● Data for review
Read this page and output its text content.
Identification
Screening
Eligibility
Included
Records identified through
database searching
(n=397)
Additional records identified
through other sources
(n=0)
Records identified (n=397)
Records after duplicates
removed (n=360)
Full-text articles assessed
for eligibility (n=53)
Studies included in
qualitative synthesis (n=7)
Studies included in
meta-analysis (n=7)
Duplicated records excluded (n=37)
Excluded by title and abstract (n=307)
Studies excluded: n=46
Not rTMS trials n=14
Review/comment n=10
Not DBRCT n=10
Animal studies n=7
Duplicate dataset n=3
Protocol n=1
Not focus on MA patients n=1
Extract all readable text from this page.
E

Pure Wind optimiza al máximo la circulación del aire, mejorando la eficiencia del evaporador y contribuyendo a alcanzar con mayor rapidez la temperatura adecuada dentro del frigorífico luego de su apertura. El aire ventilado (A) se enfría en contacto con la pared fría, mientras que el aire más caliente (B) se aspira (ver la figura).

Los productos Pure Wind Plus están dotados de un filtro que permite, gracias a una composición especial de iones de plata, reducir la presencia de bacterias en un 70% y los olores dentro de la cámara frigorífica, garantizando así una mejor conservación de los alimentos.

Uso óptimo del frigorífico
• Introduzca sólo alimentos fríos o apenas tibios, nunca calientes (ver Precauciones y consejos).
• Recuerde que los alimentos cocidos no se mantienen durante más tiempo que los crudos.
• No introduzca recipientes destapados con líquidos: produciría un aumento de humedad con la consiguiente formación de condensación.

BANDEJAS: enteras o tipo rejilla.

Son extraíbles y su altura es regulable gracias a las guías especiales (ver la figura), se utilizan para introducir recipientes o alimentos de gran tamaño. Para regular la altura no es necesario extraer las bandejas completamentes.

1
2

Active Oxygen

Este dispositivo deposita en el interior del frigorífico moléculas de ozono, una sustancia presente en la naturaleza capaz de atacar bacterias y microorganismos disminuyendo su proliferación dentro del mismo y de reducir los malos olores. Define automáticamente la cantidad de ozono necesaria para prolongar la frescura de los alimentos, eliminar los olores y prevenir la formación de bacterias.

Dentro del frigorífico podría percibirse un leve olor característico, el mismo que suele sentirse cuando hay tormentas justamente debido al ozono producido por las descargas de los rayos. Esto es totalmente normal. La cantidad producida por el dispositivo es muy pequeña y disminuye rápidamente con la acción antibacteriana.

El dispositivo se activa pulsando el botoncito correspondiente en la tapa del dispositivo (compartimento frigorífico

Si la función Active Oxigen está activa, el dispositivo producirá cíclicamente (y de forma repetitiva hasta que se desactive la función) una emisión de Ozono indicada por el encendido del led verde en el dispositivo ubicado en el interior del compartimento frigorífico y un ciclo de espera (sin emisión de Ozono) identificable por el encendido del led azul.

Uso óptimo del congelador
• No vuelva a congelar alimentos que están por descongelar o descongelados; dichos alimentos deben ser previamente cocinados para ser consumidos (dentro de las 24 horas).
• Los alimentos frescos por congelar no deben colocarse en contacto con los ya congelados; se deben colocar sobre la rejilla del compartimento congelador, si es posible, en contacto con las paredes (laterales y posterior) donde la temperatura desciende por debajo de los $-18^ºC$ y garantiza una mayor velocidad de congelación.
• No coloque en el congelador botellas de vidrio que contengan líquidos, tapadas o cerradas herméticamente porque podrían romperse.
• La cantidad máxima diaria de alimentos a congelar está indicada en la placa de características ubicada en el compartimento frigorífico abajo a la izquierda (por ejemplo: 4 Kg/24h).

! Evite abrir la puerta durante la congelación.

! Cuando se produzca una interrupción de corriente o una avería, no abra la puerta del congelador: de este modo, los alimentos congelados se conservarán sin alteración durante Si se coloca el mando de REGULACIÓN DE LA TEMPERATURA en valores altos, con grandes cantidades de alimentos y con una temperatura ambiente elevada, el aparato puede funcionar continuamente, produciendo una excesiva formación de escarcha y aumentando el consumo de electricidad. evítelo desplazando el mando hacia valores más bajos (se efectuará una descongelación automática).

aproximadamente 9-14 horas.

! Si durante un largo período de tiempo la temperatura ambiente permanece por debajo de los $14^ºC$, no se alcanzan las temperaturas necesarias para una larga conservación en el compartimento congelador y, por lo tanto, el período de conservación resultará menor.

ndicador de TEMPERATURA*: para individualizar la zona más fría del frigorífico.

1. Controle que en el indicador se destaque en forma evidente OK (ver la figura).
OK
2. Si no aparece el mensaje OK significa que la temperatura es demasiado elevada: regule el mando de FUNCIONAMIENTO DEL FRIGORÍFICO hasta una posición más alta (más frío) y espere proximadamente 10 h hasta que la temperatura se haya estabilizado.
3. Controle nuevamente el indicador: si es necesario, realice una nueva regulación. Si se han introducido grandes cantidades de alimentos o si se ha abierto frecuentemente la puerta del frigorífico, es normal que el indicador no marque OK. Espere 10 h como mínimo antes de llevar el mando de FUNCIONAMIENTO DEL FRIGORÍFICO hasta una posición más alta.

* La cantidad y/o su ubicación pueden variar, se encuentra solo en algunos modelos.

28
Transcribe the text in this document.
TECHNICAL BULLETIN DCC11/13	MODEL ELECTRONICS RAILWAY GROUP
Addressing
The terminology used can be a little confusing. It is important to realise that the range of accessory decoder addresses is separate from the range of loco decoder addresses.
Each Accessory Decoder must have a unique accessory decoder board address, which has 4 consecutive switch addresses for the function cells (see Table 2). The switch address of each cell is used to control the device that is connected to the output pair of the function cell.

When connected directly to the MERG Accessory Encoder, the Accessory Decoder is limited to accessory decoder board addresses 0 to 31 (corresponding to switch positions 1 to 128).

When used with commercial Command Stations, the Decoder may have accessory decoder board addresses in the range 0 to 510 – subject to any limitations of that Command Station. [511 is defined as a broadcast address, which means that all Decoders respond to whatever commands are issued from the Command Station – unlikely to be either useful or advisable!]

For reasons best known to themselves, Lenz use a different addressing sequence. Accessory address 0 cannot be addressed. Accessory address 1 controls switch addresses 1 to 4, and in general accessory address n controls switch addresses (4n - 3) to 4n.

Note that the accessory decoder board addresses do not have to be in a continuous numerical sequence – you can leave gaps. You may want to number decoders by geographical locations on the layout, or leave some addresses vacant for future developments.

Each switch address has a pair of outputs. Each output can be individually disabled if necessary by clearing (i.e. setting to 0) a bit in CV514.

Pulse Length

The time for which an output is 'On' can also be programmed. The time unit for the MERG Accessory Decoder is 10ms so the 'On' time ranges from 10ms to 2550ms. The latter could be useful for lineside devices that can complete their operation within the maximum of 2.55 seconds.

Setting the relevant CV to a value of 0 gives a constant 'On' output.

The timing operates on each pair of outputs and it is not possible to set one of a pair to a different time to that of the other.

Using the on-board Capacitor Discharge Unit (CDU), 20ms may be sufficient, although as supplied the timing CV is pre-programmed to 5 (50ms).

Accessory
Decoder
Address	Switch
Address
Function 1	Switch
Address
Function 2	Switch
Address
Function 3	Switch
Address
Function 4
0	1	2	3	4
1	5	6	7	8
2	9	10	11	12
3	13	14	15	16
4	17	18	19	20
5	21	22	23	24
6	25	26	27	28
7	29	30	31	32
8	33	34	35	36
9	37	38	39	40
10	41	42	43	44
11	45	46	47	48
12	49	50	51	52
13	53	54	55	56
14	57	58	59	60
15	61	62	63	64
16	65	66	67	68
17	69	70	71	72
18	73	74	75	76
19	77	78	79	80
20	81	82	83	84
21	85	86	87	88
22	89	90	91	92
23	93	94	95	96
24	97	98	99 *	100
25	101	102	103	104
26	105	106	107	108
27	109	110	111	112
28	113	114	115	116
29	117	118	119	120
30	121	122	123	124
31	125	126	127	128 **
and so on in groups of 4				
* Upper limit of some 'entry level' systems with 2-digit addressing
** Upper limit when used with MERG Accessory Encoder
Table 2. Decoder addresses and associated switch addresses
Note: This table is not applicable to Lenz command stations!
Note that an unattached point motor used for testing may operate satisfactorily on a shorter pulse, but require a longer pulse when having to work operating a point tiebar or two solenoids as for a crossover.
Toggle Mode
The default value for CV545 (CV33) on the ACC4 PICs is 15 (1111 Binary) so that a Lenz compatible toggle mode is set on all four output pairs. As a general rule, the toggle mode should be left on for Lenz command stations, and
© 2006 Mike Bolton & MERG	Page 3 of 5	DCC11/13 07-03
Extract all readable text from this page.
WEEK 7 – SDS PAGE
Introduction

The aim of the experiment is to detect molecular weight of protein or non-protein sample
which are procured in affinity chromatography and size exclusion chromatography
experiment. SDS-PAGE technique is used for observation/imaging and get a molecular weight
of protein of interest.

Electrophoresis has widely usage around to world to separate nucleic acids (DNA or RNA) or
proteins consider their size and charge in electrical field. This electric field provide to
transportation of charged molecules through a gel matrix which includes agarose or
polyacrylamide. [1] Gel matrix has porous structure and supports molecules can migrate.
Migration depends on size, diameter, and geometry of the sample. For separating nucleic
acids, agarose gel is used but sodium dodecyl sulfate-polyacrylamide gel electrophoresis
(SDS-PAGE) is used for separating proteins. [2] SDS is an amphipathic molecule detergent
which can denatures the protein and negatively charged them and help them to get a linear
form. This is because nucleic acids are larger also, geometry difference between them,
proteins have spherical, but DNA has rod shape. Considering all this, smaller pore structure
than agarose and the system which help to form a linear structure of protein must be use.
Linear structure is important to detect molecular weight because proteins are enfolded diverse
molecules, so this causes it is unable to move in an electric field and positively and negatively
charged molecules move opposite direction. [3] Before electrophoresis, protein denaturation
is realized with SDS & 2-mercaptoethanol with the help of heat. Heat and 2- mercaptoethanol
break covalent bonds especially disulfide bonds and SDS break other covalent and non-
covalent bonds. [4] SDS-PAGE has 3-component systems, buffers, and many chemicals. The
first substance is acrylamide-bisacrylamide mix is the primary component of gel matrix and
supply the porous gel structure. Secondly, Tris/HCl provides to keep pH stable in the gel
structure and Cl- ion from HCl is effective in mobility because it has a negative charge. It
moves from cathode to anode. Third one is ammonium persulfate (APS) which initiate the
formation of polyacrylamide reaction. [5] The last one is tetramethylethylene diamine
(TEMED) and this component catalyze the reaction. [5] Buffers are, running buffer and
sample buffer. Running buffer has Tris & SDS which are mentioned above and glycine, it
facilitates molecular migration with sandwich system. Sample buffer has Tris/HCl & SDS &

● Work required
The answer must be every line of the records that contains the word "FUNCIONAMIENTO".

● Exercise answer
2. Si no aparece el mensaje OK significa que la temperatura es demasiado elevada: regule el mando de FUNCIONAMIENTO DEL FRIGORÍFICO hasta una posición más alta (más frío) y espere proximadamente 10 h hasta que la temperatura se haya estabilizado.
3. Controle nuevamente el indicador: si es necesario, realice una nueva regulación. Si se han introducido grandes cantidades de alimentos o si se ha abierto frecuentemente la puerta del frigorífico, es normal que el indicador no marque OK. Espere 10 h como mínimo antes de llevar el mando de FUNCIONAMIENTO DEL FRIGORÍFICO hasta una posición más alta.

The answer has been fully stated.